— start of Provided records —

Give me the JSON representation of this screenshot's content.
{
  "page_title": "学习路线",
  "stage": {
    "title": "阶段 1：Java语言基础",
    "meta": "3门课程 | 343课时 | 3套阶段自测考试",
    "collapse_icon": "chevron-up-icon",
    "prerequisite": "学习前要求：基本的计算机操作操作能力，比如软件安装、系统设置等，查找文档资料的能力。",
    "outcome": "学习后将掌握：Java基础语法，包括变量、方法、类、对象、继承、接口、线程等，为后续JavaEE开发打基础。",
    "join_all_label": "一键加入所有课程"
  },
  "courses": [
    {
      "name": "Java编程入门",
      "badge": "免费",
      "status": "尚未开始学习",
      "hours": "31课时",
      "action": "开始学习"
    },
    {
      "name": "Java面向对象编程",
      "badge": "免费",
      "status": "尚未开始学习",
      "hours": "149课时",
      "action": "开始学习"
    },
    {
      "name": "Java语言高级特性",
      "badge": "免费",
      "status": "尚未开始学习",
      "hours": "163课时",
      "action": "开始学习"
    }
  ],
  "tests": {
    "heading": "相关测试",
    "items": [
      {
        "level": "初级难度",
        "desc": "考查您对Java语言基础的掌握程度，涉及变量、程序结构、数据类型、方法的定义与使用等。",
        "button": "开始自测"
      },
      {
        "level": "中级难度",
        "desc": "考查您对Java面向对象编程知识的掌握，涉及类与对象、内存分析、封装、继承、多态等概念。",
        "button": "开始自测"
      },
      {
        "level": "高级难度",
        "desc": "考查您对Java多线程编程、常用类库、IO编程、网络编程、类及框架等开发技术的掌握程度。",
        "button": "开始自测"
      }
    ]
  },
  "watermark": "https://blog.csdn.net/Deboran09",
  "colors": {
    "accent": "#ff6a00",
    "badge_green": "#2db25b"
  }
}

— end of Provided records —

**Stated problem:** Copy each entry exactly, with nothing added or dropped.

**Worked answer:**
Give me the JSON representation of this screenshot's content.
{
  "page_title": "学习路线",
  "stage": {
    "title": "阶段 1：Java语言基础",
    "meta": "3门课程 | 343课时 | 3套阶段自测考试",
    "collapse_icon": "chevron-up-icon",
    "prerequisite": "学习前要求：基本的计算机操作操作能力，比如软件安装、系统设置等，查找文档资料的能力。",
    "outcome": "学习后将掌握：Java基础语法，包括变量、方法、类、对象、继承、接口、线程等，为后续JavaEE开发打基础。",
    "join_all_label": "一键加入所有课程"
  },
  "courses": [
    {
      "name": "Java编程入门",
      "badge": "免费",
      "status": "尚未开始学习",
      "hours": "31课时",
      "action": "开始学习"
    },
    {
      "name": "Java面向对象编程",
      "badge": "免费",
      "status": "尚未开始学习",
      "hours": "149课时",
      "action": "开始学习"
    },
    {
      "name": "Java语言高级特性",
      "badge": "免费",
      "status": "尚未开始学习",
      "hours": "163课时",
      "action": "开始学习"
    }
  ],
  "tests": {
    "heading": "相关测试",
    "items": [
      {
        "level": "初级难度",
        "desc": "考查您对Java语言基础的掌握程度，涉及变量、程序结构、数据类型、方法的定义与使用等。",
        "button": "开始自测"
      },
      {
        "level": "中级难度",
        "desc": "考查您对Java面向对象编程知识的掌握，涉及类与对象、内存分析、封装、继承、多态等概念。",
        "button": "开始自测"
      },
      {
        "level": "高级难度",
        "desc": "考查您对Java多线程编程、常用类库、IO编程、网络编程、类及框架等开发技术的掌握程度。",
        "button": "开始自测"
      }
    ]
  },
  "watermark": "https://blog.csdn.net/Deboran09",
  "colors": {
    "accent": "#ff6a00",
    "badge_green": "#2db25b"
  }
}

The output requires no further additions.